== WHAT YOU NEED TO DO ==
Provide the data again in its entirety, exactly as given.

== PROVIDED DATA ==
## start
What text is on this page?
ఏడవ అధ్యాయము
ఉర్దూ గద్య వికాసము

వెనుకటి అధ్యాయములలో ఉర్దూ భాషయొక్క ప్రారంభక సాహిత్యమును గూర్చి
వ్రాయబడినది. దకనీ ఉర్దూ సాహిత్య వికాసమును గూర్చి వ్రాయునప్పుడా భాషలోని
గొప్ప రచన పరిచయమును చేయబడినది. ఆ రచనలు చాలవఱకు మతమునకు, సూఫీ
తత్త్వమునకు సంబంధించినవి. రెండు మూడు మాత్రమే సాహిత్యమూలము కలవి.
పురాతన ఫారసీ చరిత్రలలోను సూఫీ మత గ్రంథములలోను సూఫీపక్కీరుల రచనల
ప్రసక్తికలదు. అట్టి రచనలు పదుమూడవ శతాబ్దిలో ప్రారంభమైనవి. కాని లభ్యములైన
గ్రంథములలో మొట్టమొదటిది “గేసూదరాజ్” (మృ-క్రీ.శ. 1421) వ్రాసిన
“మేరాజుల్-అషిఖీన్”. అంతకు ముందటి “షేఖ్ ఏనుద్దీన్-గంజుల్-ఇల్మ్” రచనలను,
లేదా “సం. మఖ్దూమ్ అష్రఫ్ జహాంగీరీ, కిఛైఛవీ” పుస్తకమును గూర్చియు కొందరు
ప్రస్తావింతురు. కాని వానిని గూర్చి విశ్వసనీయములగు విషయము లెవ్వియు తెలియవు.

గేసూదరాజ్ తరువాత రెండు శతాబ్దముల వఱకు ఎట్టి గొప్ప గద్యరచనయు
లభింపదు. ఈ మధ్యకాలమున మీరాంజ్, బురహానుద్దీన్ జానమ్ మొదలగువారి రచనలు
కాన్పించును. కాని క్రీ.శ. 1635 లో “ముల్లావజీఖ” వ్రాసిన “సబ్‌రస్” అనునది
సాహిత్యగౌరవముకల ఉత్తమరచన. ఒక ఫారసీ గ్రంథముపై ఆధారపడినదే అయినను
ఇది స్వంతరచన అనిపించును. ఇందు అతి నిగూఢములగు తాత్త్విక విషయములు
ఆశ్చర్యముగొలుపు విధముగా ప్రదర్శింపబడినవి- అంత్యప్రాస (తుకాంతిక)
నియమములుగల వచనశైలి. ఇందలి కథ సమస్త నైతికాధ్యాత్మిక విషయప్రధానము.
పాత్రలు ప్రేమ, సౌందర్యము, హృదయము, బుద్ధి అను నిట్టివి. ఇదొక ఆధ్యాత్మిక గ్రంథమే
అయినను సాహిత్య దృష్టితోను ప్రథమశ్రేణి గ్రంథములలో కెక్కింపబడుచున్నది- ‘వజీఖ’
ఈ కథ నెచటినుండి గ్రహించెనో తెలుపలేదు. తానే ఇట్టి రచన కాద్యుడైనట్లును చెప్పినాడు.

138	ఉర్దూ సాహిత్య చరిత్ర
## end
== FULL ANSWER ==
What text is on this page?
ఏడవ అధ్యాయము
ఉర్దూ గద్య వికాసము

వెనుకటి అధ్యాయములలో ఉర్దూ భాషయొక్క ప్రారంభక సాహిత్యమును గూర్చి
వ్రాయబడినది. దకనీ ఉర్దూ సాహిత్య వికాసమును గూర్చి వ్రాయునప్పుడా భాషలోని
గొప్ప రచన పరిచయమును చేయబడినది. ఆ రచనలు చాలవఱకు మతమునకు, సూఫీ
తత్త్వమునకు సంబంధించినవి. రెండు మూడు మాత్రమే సాహిత్యమూలము కలవి.
పురాతన ఫారసీ చరిత్రలలోను సూఫీ మత గ్రంథములలోను సూఫీపక్కీరుల రచనల
ప్రసక్తికలదు. అట్టి రచనలు పదుమూడవ శతాబ్దిలో ప్రారంభమైనవి. కాని లభ్యములైన
గ్రంథములలో మొట్టమొదటిది “గేసూదరాజ్” (మృ-క్రీ.శ. 1421) వ్రాసిన
“మేరాజుల్-అషిఖీన్”. అంతకు ముందటి “షేఖ్ ఏనుద్దీన్-గంజుల్-ఇల్మ్” రచనలను,
లేదా “సం. మఖ్దూమ్ అష్రఫ్ జహాంగీరీ, కిఛైఛవీ” పుస్తకమును గూర్చియు కొందరు
ప్రస్తావింతురు. కాని వానిని గూర్చి విశ్వసనీయములగు విషయము లెవ్వియు తెలియవు.

గేసూదరాజ్ తరువాత రెండు శతాబ్దముల వఱకు ఎట్టి గొప్ప గద్యరచనయు
లభింపదు. ఈ మధ్యకాలమున మీరాంజ్, బురహానుద్దీన్ జానమ్ మొదలగువారి రచనలు
కాన్పించును. కాని క్రీ.శ. 1635 లో “ముల్లావజీఖ” వ్రాసిన “సబ్‌రస్” అనునది
సాహిత్యగౌరవముకల ఉత్తమరచన. ఒక ఫారసీ గ్రంథముపై ఆధారపడినదే అయినను
ఇది స్వంతరచన అనిపించును. ఇందు అతి నిగూఢములగు తాత్త్విక విషయములు
ఆశ్చర్యముగొలుపు విధముగా ప్రదర్శింపబడినవి- అంత్యప్రాస (తుకాంతిక)
నియమములుగల వచనశైలి. ఇందలి కథ సమస్త నైతికాధ్యాత్మిక విషయప్రధానము.
పాత్రలు ప్రేమ, సౌందర్యము, హృదయము, బుద్ధి అను నిట్టివి. ఇదొక ఆధ్యాత్మిక గ్రంథమే
అయినను సాహిత్య దృష్టితోను ప్రథమశ్రేణి గ్రంథములలో కెక్కింపబడుచున్నది- ‘వజీఖ’
ఈ కథ నెచటినుండి గ్రహించెనో తెలుపలేదు. తానే ఇట్టి రచన కాద్యుడైనట్లును చెప్పినాడు.

138	ఉర్దూ సాహిత్య చరిత్ర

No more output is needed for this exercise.